Job:
Your task is to print every entry below exactly as given.

Records shown:
━━━

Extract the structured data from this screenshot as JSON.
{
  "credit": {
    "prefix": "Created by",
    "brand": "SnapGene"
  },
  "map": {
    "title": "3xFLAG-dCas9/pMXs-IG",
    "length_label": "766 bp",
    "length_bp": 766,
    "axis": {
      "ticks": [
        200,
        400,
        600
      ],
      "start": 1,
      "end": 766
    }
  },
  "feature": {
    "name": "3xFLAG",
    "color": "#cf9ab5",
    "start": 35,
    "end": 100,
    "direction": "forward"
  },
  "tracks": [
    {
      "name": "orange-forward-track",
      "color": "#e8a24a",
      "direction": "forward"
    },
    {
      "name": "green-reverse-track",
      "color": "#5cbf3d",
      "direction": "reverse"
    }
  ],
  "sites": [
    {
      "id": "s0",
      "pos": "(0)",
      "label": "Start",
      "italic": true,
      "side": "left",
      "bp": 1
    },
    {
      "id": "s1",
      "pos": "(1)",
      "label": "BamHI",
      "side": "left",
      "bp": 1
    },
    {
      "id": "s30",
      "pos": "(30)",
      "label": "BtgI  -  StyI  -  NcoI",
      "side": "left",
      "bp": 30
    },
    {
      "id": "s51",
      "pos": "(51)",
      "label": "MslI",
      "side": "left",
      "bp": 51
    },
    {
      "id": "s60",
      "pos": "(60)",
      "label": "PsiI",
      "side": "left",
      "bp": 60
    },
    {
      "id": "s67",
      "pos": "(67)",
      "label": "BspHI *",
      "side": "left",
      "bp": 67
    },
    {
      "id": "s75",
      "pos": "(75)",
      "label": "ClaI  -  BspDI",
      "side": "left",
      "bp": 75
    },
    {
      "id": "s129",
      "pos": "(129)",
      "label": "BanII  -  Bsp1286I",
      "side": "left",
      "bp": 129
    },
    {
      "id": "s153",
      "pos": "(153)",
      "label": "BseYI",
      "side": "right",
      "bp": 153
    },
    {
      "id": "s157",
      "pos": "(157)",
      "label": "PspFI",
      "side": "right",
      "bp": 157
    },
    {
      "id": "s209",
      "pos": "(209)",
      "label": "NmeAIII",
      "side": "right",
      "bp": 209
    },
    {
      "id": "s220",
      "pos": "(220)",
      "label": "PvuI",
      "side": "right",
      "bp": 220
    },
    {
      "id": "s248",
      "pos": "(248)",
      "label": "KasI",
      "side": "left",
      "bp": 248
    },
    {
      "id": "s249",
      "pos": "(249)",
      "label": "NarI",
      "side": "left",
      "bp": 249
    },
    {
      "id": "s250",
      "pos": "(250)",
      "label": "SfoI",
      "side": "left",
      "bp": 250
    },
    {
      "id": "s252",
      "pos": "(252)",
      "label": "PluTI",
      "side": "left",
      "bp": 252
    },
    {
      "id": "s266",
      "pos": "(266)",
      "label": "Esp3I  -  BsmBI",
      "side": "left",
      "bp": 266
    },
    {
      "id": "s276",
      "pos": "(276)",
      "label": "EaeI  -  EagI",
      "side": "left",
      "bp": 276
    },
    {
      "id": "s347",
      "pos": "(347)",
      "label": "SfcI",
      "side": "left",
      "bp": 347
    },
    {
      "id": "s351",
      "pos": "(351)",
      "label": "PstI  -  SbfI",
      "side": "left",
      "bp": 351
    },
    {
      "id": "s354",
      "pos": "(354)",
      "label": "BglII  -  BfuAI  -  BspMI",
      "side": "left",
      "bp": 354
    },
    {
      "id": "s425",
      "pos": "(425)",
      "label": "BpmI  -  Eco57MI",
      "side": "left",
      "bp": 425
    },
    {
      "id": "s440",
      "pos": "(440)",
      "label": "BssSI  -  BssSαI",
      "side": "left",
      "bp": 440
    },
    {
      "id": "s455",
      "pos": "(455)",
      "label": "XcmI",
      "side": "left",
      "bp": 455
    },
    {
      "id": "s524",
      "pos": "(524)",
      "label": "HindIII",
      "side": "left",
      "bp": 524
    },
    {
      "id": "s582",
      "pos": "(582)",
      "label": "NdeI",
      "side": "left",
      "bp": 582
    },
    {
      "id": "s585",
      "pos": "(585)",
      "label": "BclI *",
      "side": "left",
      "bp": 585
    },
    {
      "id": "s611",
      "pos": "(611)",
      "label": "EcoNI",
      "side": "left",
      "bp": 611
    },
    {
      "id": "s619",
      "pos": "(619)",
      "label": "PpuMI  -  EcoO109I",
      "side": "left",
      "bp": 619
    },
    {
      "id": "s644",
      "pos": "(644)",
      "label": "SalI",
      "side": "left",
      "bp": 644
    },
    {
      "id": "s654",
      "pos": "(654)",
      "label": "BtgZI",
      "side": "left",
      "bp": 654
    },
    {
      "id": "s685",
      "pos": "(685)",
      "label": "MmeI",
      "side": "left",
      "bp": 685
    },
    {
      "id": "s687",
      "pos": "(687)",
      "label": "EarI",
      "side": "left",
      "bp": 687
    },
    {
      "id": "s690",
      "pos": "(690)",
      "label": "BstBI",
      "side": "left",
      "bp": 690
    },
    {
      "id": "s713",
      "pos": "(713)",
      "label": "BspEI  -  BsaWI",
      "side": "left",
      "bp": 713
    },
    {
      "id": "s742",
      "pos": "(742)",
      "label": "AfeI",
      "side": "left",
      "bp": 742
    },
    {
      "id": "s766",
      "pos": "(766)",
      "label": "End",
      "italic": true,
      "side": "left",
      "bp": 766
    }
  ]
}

━━━

Exercise result:
Extract the structured data from this screenshot as JSON.
{
  "credit": {
    "prefix": "Created by",
    "brand": "SnapGene"
  },
  "map": {
    "title": "3xFLAG-dCas9/pMXs-IG",
    "length_label": "766 bp",
    "length_bp": 766,
    "axis": {
      "ticks": [
        200,
        400,
        600
      ],
      "start": 1,
      "end": 766
    }
  },
  "feature": {
    "name": "3xFLAG",
    "color": "#cf9ab5",
    "start": 35,
    "end": 100,
    "direction": "forward"
  },
  "tracks": [
    {
      "name": "orange-forward-track",
      "color": "#e8a24a",
      "direction": "forward"
    },
    {
      "name": "green-reverse-track",
      "color": "#5cbf3d",
      "direction": "reverse"
    }
  ],
  "sites": [
    {
      "id": "s0",
      "pos": "(0)",
      "label": "Start",
      "italic": true,
      "side": "left",
      "bp": 1
    },
    {
      "id": "s1",
      "pos": "(1)",
      "label": "BamHI",
      "side": "left",
      "bp": 1
    },
    {
      "id": "s30",
      "pos": "(30)",
      "label": "BtgI  -  StyI  -  NcoI",
      "side": "left",
      "bp": 30
    },
    {
      "id": "s51",
      "pos": "(51)",
      "label": "MslI",
      "side": "left",
      "bp": 51
    },
    {
      "id": "s60",
      "pos": "(60)",
      "label": "PsiI",
      "side": "left",
      "bp": 60
    },
    {
      "id": "s67",
      "pos": "(67)",
      "label": "BspHI *",
      "side": "left",
      "bp": 67
    },
    {
      "id": "s75",
      "pos": "(75)",
      "label": "ClaI  -  BspDI",
      "side": "left",
      "bp": 75
    },
    {
      "id": "s129",
      "pos": "(129)",
      "label": "BanII  -  Bsp1286I",
      "side": "left",
      "bp": 129
    },
    {
      "id": "s153",
      "pos": "(153)",
      "label": "BseYI",
      "side": "right",
      "bp": 153
    },
    {
      "id": "s157",
      "pos": "(157)",
      "label": "PspFI",
      "side": "right",
      "bp": 157
    },
    {
      "id": "s209",
      "pos": "(209)",
      "label": "NmeAIII",
      "side": "right",
      "bp": 209
    },
    {
      "id": "s220",
      "pos": "(220)",
      "label": "PvuI",
      "side": "right",
      "bp": 220
    },
    {
      "id": "s248",
      "pos": "(248)",
      "label": "KasI",
      "side": "left",
      "bp": 248
    },
    {
      "id": "s249",
      "pos": "(249)",
      "label": "NarI",
      "side": "left",
      "bp": 249
    },
    {
      "id": "s250",
      "pos": "(250)",
      "label": "SfoI",
      "side": "left",
      "bp": 250
    },
    {
      "id": "s252",
      "pos": "(252)",
      "label": "PluTI",
      "side": "left",
      "bp": 252
    },
    {
      "id": "s266",
      "pos": "(266)",
      "label": "Esp3I  -  BsmBI",
      "side": "left",
      "bp": 266
    },
    {
      "id": "s276",
      "pos": "(276)",
      "label": "EaeI  -  EagI",
      "side": "left",
      "bp": 276
    },
    {
      "id": "s347",
      "pos": "(347)",
      "label": "SfcI",
      "side": "left",
      "bp": 347
    },
    {
      "id": "s351",
      "pos": "(351)",
      "label": "PstI  -  SbfI",
      "side": "left",
      "bp": 351
    },
    {
      "id": "s354",
      "pos": "(354)",
      "label": "BglII  -  BfuAI  -  BspMI",
      "side": "left",
      "bp": 354
    },
    {
      "id": "s425",
      "pos": "(425)",
      "label": "BpmI  -  Eco57MI",
      "side": "left",
      "bp": 425
    },
    {
      "id": "s440",
      "pos": "(440)",
      "label": "BssSI  -  BssSαI",
      "side": "left",
      "bp": 440
    },
    {
      "id": "s455",
      "pos": "(455)",
      "label": "XcmI",
      "side": "left",
      "bp": 455
    },
    {
      "id": "s524",
      "pos": "(524)",
      "label": "HindIII",
      "side": "left",
      "bp": 524
    },
    {
      "id": "s582",
      "pos": "(582)",
      "label": "NdeI",
      "side": "left",
      "bp": 582
    },
    {
      "id": "s585",
      "pos": "(585)",
      "label": "BclI *",
      "side": "left",
      "bp": 585
    },
    {
      "id": "s611",
      "pos": "(611)",
      "label": "EcoNI",
      "side": "left",
      "bp": 611
    },
    {
      "id": "s619",
      "pos": "(619)",
      "label": "PpuMI  -  EcoO109I",
      "side": "left",
      "bp": 619
    },
    {
      "id": "s644",
      "pos": "(644)",
      "label": "SalI",
      "side": "left",
      "bp": 644
    },
    {
      "id": "s654",
      "pos": "(654)",
      "label": "BtgZI",
      "side": "left",
      "bp": 654
    },
    {
      "id": "s685",
      "pos": "(685)",
      "label": "MmeI",
      "side": "left",
      "bp": 685
    },
    {
      "id": "s687",
      "pos": "(687)",
      "label": "EarI",
      "side": "left",
      "bp": 687
    },
    {
      "id": "s690",
      "pos": "(690)",
      "label": "BstBI",
      "side": "left",
      "bp": 690
    },
    {
      "id": "s713",
      "pos": "(713)",
      "label": "BspEI  -  BsaWI",
      "side": "left",
      "bp": 713
    },
    {
      "id": "s742",
      "pos": "(742)",
      "label": "AfeI",
      "side": "left",
      "bp": 742
    },
    {
      "id": "s766",
      "pos": "(766)",
      "label": "End",
      "italic": true,
      "side": "left",
      "bp": 766
    }
  ]
}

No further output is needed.